Exercise directions →
Lines that hold the word "between" should be located and copied.

## START Provided records

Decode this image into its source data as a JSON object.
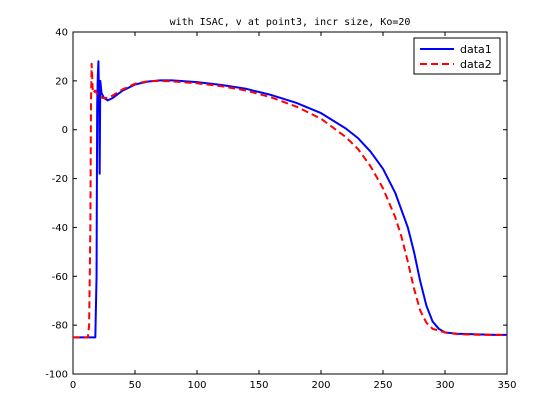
{
  "chart_data": {
    "type": "line",
    "title": "with ISAC, v at point3, incr size, Ko=20",
    "xlabel": "",
    "ylabel": "",
    "xlim": [
      0,
      350
    ],
    "ylim": [
      -100,
      40
    ],
    "xticks": [
      0,
      50,
      100,
      150,
      200,
      250,
      300,
      350
    ],
    "yticks": [
      -100,
      -80,
      -60,
      -40,
      -20,
      0,
      20,
      40
    ],
    "grid": false,
    "legend_position": "top-right",
    "series": [
      {
        "name": "data1",
        "color": "#0000ff",
        "style": "solid",
        "points": [
          [
            0,
            -85
          ],
          [
            18,
            -85
          ],
          [
            19,
            -60
          ],
          [
            19.5,
            10
          ],
          [
            20,
            22
          ],
          [
            20.5,
            28
          ],
          [
            21,
            14
          ],
          [
            21.5,
            -18
          ],
          [
            22,
            20
          ],
          [
            23,
            15
          ],
          [
            25,
            13
          ],
          [
            28,
            12
          ],
          [
            32,
            13
          ],
          [
            40,
            16
          ],
          [
            50,
            18.5
          ],
          [
            60,
            19.7
          ],
          [
            70,
            20.2
          ],
          [
            80,
            20.2
          ],
          [
            100,
            19.5
          ],
          [
            120,
            18.3
          ],
          [
            140,
            16.7
          ],
          [
            160,
            14.2
          ],
          [
            180,
            11
          ],
          [
            200,
            6.8
          ],
          [
            220,
            0.5
          ],
          [
            230,
            -3.5
          ],
          [
            240,
            -9
          ],
          [
            250,
            -16
          ],
          [
            260,
            -26
          ],
          [
            270,
            -40
          ],
          [
            275,
            -50
          ],
          [
            280,
            -62
          ],
          [
            285,
            -72
          ],
          [
            290,
            -78.5
          ],
          [
            295,
            -81.5
          ],
          [
            300,
            -83
          ],
          [
            310,
            -83.5
          ],
          [
            320,
            -83.7
          ],
          [
            340,
            -84
          ],
          [
            350,
            -84
          ]
        ]
      },
      {
        "name": "data2",
        "color": "#ff0000",
        "style": "dashed",
        "points": [
          [
            0,
            -85
          ],
          [
            12,
            -85
          ],
          [
            13,
            -80
          ],
          [
            14,
            -40
          ],
          [
            14.5,
            10
          ],
          [
            15,
            27
          ],
          [
            15.5,
            22
          ],
          [
            16,
            15
          ],
          [
            18,
            16
          ],
          [
            20,
            14
          ],
          [
            24,
            13
          ],
          [
            28,
            13
          ],
          [
            32,
            14
          ],
          [
            40,
            16.5
          ],
          [
            50,
            18.8
          ],
          [
            60,
            19.8
          ],
          [
            70,
            20
          ],
          [
            80,
            19.8
          ],
          [
            100,
            19
          ],
          [
            120,
            17.8
          ],
          [
            140,
            16
          ],
          [
            160,
            13.2
          ],
          [
            180,
            9.5
          ],
          [
            200,
            4.5
          ],
          [
            220,
            -3
          ],
          [
            230,
            -8
          ],
          [
            240,
            -15
          ],
          [
            250,
            -24
          ],
          [
            260,
            -36
          ],
          [
            265,
            -44
          ],
          [
            270,
            -54
          ],
          [
            275,
            -65
          ],
          [
            280,
            -74
          ],
          [
            285,
            -79
          ],
          [
            290,
            -81.5
          ],
          [
            300,
            -83
          ],
          [
            310,
            -83.7
          ],
          [
            330,
            -84
          ],
          [
            350,
            -84
          ]
        ]
      }
    ]
  }
}
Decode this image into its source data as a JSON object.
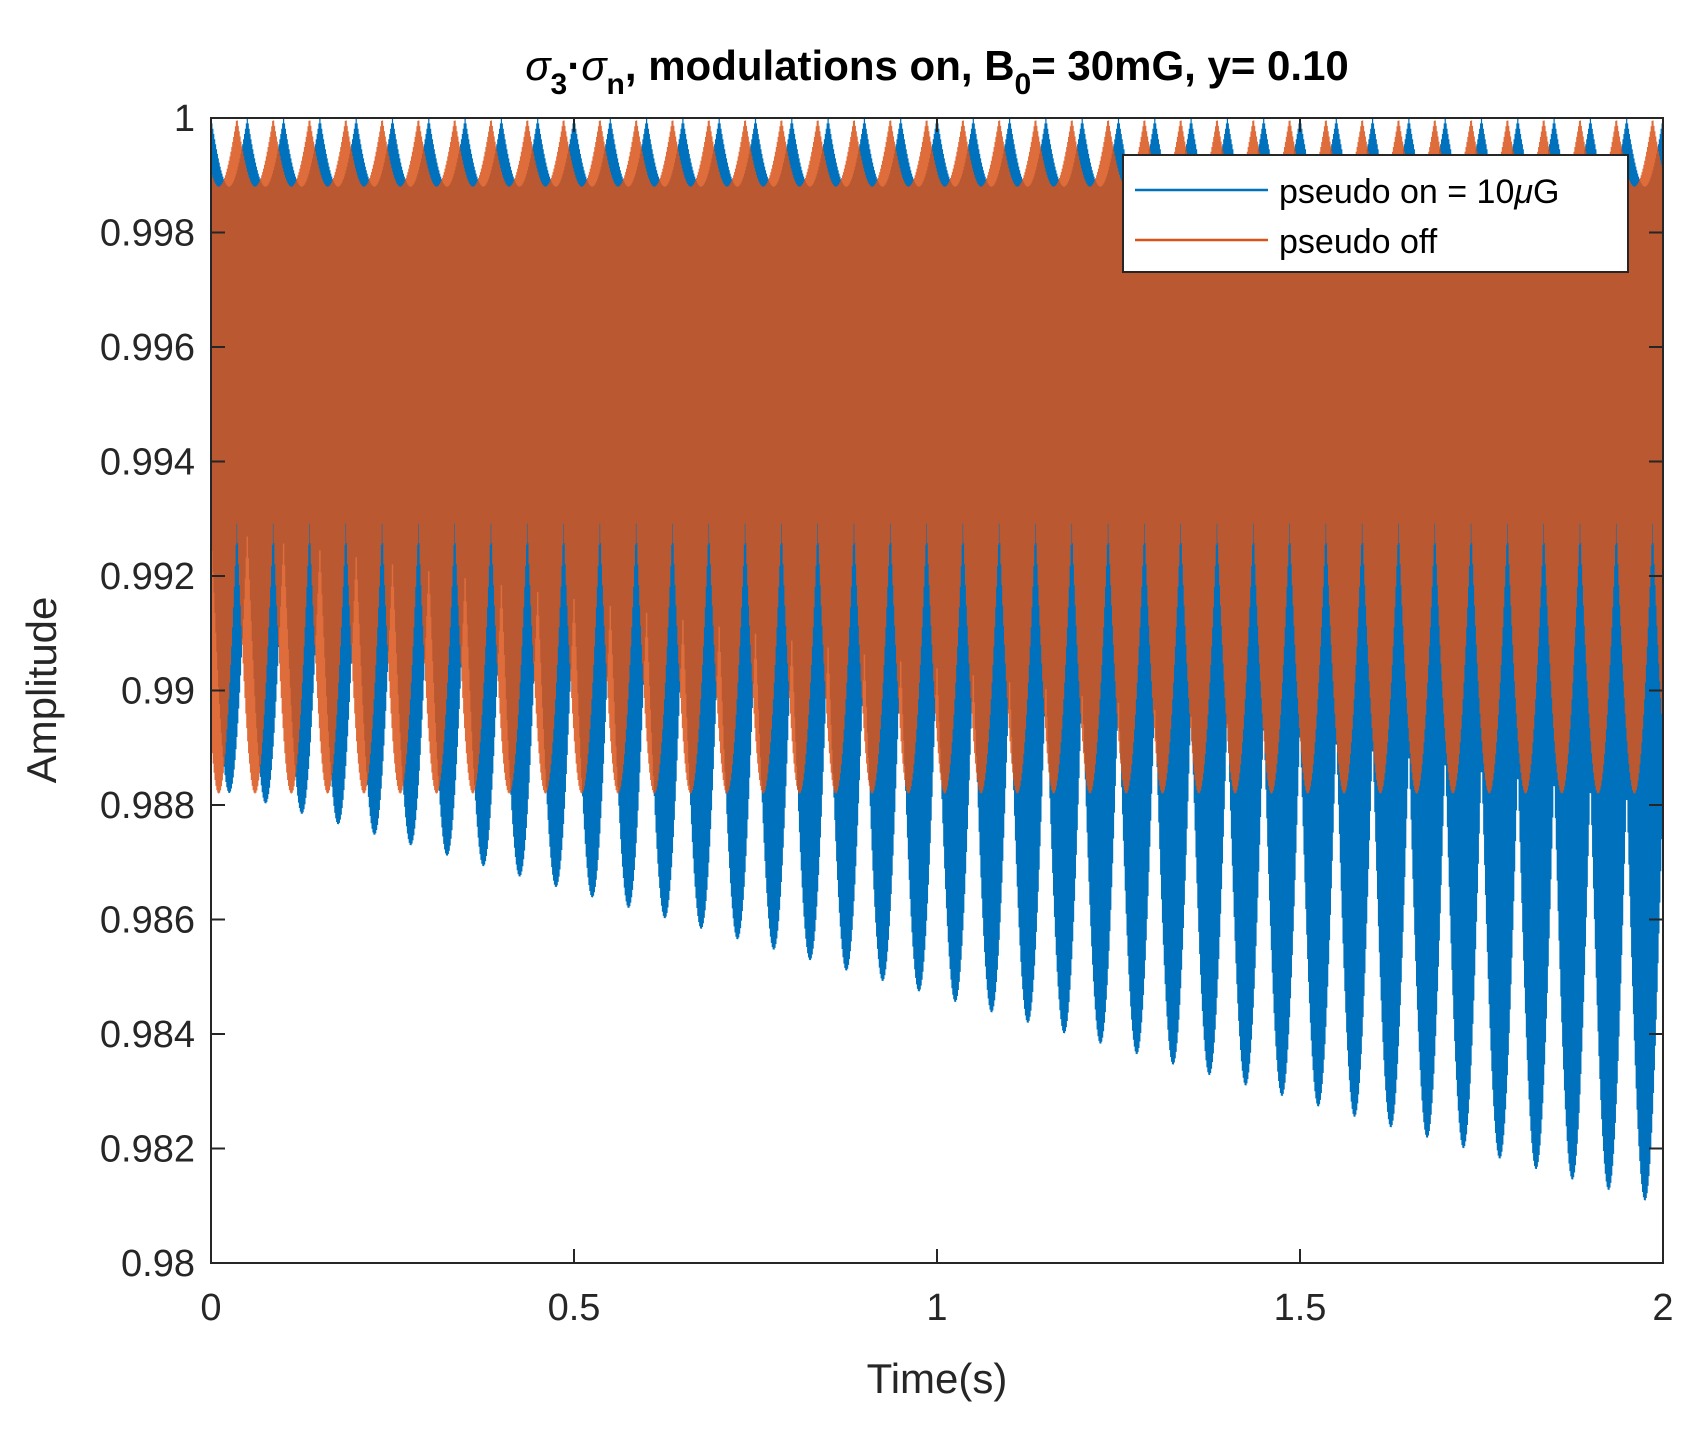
{
  "chart_data": {
    "type": "line",
    "title": {
      "sigma": "σ",
      "sub_a": "3",
      "dot": "·",
      "sub_b": "n",
      "part1": ", modulations on, B",
      "sub_c": "0",
      "part2": "= 30mG, y= 0.10"
    },
    "xlabel": "Time(s)",
    "ylabel": "Amplitude",
    "xlim": [
      0,
      2
    ],
    "ylim": [
      0.98,
      1.0
    ],
    "xticks": [
      0,
      0.5,
      1,
      1.5,
      2
    ],
    "xtick_labels": [
      "0",
      "0.5",
      "1",
      "1.5",
      "2"
    ],
    "yticks": [
      0.98,
      0.982,
      0.984,
      0.986,
      0.988,
      0.99,
      0.992,
      0.994,
      0.996,
      0.998,
      1.0
    ],
    "ytick_labels": [
      "0.98",
      "0.982",
      "0.984",
      "0.986",
      "0.988",
      "0.99",
      "0.992",
      "0.994",
      "0.996",
      "0.998",
      "1"
    ],
    "legend_position": "top-right",
    "series": [
      {
        "name": "pseudo on = 10μG",
        "legend_prefix": "pseudo on = 10",
        "legend_mu": "μ",
        "legend_suffix": "G",
        "color": "#0072BD",
        "description": "fast oscillation between an envelope minimum and ~1.0; lower envelope decays linearly",
        "envelope_min_start": 0.9883,
        "envelope_min_end": 0.981,
        "max": 1.0
      },
      {
        "name": "pseudo off",
        "color": "#D95319",
        "description": "fast oscillation between ~0.9882 and 1.0, stable over time",
        "envelope_min_start": 0.9882,
        "envelope_min_end": 0.9882,
        "max": 1.0
      }
    ]
  }
}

## END Provided records

Written answer →
        "description": "fast oscillation between an envelope minimum and ~1.0; lower envelope decays linearly",
        "description": "fast oscillation between ~0.9882 and 1.0, stable over time",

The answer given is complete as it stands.